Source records

>>>

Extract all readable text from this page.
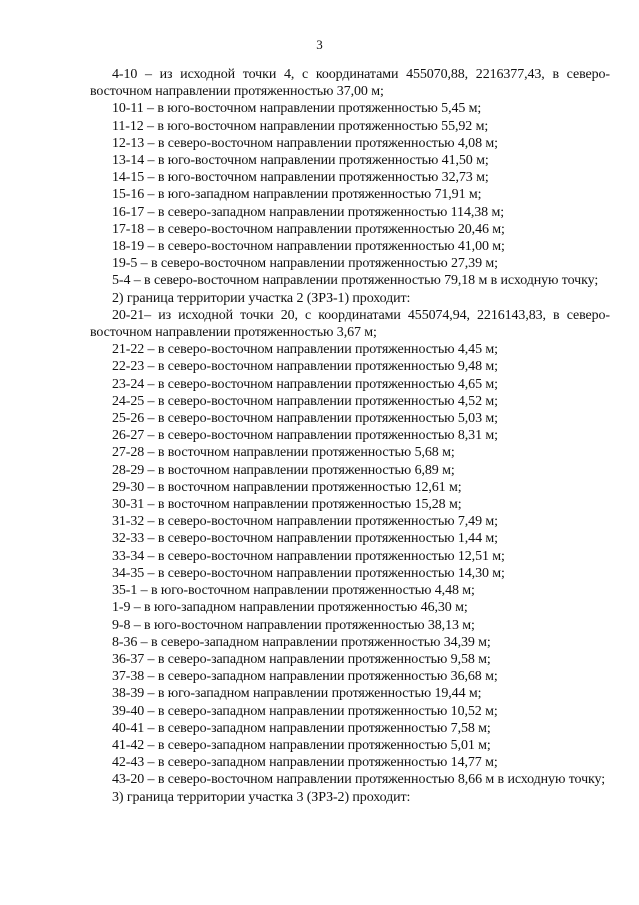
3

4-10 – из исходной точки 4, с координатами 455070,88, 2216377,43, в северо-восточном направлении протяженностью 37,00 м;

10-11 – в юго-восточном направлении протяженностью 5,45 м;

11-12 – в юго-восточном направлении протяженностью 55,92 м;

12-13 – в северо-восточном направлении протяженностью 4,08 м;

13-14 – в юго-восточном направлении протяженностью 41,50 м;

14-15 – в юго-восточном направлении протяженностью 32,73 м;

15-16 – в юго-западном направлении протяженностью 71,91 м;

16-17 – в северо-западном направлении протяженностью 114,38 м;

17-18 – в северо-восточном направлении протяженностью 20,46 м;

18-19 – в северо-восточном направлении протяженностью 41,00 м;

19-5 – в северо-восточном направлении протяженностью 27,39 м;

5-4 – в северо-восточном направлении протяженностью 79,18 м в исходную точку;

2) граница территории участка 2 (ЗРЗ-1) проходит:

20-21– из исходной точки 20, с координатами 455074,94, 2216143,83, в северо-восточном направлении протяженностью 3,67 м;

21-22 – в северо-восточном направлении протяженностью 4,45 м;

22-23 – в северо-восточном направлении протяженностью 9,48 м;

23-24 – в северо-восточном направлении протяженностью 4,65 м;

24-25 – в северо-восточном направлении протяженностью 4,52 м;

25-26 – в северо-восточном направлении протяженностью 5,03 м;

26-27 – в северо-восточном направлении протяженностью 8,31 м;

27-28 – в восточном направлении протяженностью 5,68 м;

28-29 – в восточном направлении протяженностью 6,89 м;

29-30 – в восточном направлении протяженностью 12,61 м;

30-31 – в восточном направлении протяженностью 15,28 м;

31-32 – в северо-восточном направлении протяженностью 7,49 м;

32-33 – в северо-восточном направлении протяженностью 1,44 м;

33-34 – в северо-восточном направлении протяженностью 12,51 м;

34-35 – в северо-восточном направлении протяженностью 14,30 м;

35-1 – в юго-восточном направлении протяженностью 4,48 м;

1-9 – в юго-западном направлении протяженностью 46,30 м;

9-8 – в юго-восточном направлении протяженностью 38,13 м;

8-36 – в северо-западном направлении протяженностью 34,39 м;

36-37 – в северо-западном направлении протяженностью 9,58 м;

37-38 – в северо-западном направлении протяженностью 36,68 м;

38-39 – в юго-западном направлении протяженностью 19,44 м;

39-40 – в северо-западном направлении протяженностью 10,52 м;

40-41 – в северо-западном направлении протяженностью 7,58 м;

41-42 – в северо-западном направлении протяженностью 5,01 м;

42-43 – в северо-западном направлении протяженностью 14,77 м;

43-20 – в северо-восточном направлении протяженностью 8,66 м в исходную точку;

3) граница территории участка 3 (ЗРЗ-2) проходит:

<<<

*TASK DESCRIPTION*
Transcribe the material exactly, leaving every picture out.

*RESPONSE TO THE EXERCISE*
Extract all readable text from this page.
3

4-10 – из исходной точки 4, с координатами 455070,88, 2216377,43, в северо-восточном направлении протяженностью 37,00 м;

10-11 – в юго-восточном направлении протяженностью 5,45 м;

11-12 – в юго-восточном направлении протяженностью 55,92 м;

12-13 – в северо-восточном направлении протяженностью 4,08 м;

13-14 – в юго-восточном направлении протяженностью 41,50 м;

14-15 – в юго-восточном направлении протяженностью 32,73 м;

15-16 – в юго-западном направлении протяженностью 71,91 м;

16-17 – в северо-западном направлении протяженностью 114,38 м;

17-18 – в северо-восточном направлении протяженностью 20,46 м;

18-19 – в северо-восточном направлении протяженностью 41,00 м;

19-5 – в северо-восточном направлении протяженностью 27,39 м;

5-4 – в северо-восточном направлении протяженностью 79,18 м в исходную точку;

2) граница территории участка 2 (ЗРЗ-1) проходит:

20-21– из исходной точки 20, с координатами 455074,94, 2216143,83, в северо-восточном направлении протяженностью 3,67 м;

21-22 – в северо-восточном направлении протяженностью 4,45 м;

22-23 – в северо-восточном направлении протяженностью 9,48 м;

23-24 – в северо-восточном направлении протяженностью 4,65 м;

24-25 – в северо-восточном направлении протяженностью 4,52 м;

25-26 – в северо-восточном направлении протяженностью 5,03 м;

26-27 – в северо-восточном направлении протяженностью 8,31 м;

27-28 – в восточном направлении протяженностью 5,68 м;

28-29 – в восточном направлении протяженностью 6,89 м;

29-30 – в восточном направлении протяженностью 12,61 м;

30-31 – в восточном направлении протяженностью 15,28 м;

31-32 – в северо-восточном направлении протяженностью 7,49 м;

32-33 – в северо-восточном направлении протяженностью 1,44 м;

33-34 – в северо-восточном направлении протяженностью 12,51 м;

34-35 – в северо-восточном направлении протяженностью 14,30 м;

35-1 – в юго-восточном направлении протяженностью 4,48 м;

1-9 – в юго-западном направлении протяженностью 46,30 м;

9-8 – в юго-восточном направлении протяженностью 38,13 м;

8-36 – в северо-западном направлении протяженностью 34,39 м;

36-37 – в северо-западном направлении протяженностью 9,58 м;

37-38 – в северо-западном направлении протяженностью 36,68 м;

38-39 – в юго-западном направлении протяженностью 19,44 м;

39-40 – в северо-западном направлении протяженностью 10,52 м;

40-41 – в северо-западном направлении протяженностью 7,58 м;

41-42 – в северо-западном направлении протяженностью 5,01 м;

42-43 – в северо-западном направлении протяженностью 14,77 м;

43-20 – в северо-восточном направлении протяженностью 8,66 м в исходную точку;

3) граница территории участка 3 (ЗРЗ-2) проходит:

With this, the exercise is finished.